Data entries
******************************

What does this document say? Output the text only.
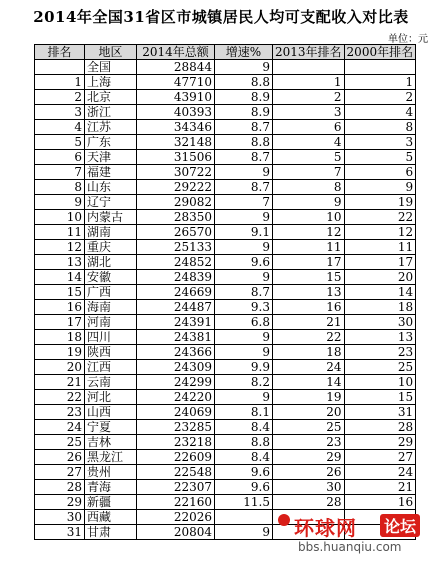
2014年全国31省区市城镇居民人均可支配收入对比表
单位：元
排名	地区	2014年总额	增速%	2013年排名	2000年排名
	全国	28844	9		
1	上海	47710	8.8	1	1
2	北京	43910	8.9	2	2
3	浙江	40393	8.9	3	4
4	江苏	34346	8.7	6	8
5	广东	32148	8.8	4	3
6	天津	31506	8.7	5	5
7	福建	30722	9	7	6
8	山东	29222	8.7	8	9
9	辽宁	29082	7	9	19
10	内蒙古	28350	9	10	22
11	湖南	26570	9.1	12	12
12	重庆	25133	9	11	11
13	湖北	24852	9.6	17	17
14	安徽	24839	9	15	20
15	广西	24669	8.7	13	14
16	海南	24487	9.3	16	18
17	河南	24391	6.8	21	30
18	四川	24381	9	22	13
19	陕西	24366	9	18	23
20	江西	24309	9.9	24	25
21	云南	24299	8.2	14	10
22	河北	24220	9	19	15
23	山西	24069	8.1	20	31
24	宁夏	23285	8.4	25	28
25	吉林	23218	8.8	23	29
26	黑龙江	22609	8.4	29	27
27	贵州	22548	9.6	26	24
28	青海	22307	9.6	30	21
29	新疆	22160	11.5	28	16
30	西藏	22026			
31	甘肃	20804	9		环球网 论坛
bbs.huanqiu.com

******************************

Without the pictures, print the whole listing exactly as given.

» **SOLUTION**
What does this document say? Output the text only.
2014年全国31省区市城镇居民人均可支配收入对比表
单位：元
排名	地区	2014年总额	增速%	2013年排名	2000年排名
	全国	28844	9		
1	上海	47710	8.8	1	1
2	北京	43910	8.9	2	2
3	浙江	40393	8.9	3	4
4	江苏	34346	8.7	6	8
5	广东	32148	8.8	4	3
6	天津	31506	8.7	5	5
7	福建	30722	9	7	6
8	山东	29222	8.7	8	9
9	辽宁	29082	7	9	19
10	内蒙古	28350	9	10	22
11	湖南	26570	9.1	12	12
12	重庆	25133	9	11	11
13	湖北	24852	9.6	17	17
14	安徽	24839	9	15	20
15	广西	24669	8.7	13	14
16	海南	24487	9.3	16	18
17	河南	24391	6.8	21	30
18	四川	24381	9	22	13
19	陕西	24366	9	18	23
20	江西	24309	9.9	24	25
21	云南	24299	8.2	14	10
22	河北	24220	9	19	15
23	山西	24069	8.1	20	31
24	宁夏	23285	8.4	25	28
25	吉林	23218	8.8	23	29
26	黑龙江	22609	8.4	29	27
27	贵州	22548	9.6	26	24
28	青海	22307	9.6	30	21
29	新疆	22160	11.5	28	16
30	西藏	22026			
31	甘肃	20804	9		环球网 论坛
bbs.huanqiu.com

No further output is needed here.